_What this task involves_
Read the material below and count the lines holding the string "document". Give that count with nothing added.

(Stored records)
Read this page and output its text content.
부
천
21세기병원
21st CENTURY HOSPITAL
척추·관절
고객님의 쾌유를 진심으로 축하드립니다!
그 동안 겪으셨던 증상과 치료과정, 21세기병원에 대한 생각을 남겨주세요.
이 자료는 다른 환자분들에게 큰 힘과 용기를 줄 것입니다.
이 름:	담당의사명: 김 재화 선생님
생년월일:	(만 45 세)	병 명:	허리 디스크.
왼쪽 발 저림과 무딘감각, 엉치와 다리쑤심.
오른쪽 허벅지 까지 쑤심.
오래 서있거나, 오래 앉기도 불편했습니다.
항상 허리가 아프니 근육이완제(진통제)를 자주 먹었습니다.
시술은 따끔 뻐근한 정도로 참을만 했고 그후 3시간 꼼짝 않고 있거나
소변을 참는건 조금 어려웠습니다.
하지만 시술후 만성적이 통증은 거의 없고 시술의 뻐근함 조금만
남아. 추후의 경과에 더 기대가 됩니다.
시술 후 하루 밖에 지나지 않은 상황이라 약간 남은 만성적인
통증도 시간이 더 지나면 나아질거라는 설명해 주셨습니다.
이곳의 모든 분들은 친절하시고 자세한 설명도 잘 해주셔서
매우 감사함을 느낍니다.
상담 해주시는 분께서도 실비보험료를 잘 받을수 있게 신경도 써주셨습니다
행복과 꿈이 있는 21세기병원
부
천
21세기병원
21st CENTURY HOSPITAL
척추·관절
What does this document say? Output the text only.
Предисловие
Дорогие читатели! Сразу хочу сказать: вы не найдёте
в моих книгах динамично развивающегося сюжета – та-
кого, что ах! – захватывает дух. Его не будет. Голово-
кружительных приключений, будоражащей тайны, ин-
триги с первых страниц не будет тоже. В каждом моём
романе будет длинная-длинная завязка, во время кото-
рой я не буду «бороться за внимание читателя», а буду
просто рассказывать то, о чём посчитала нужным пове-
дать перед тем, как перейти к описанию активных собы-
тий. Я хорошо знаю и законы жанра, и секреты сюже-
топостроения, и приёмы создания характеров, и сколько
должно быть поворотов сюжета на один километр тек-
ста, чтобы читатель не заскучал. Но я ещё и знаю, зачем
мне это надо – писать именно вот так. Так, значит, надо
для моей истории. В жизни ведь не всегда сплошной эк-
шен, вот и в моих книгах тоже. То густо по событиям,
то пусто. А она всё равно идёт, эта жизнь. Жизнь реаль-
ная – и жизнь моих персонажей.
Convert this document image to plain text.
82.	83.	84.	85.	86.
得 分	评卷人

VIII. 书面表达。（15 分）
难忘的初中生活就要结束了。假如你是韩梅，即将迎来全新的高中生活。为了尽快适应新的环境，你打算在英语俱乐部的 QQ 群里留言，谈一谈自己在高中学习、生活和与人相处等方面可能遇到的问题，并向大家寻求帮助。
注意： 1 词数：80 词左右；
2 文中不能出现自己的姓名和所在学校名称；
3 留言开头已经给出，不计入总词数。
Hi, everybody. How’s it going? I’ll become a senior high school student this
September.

_Exercise output_
2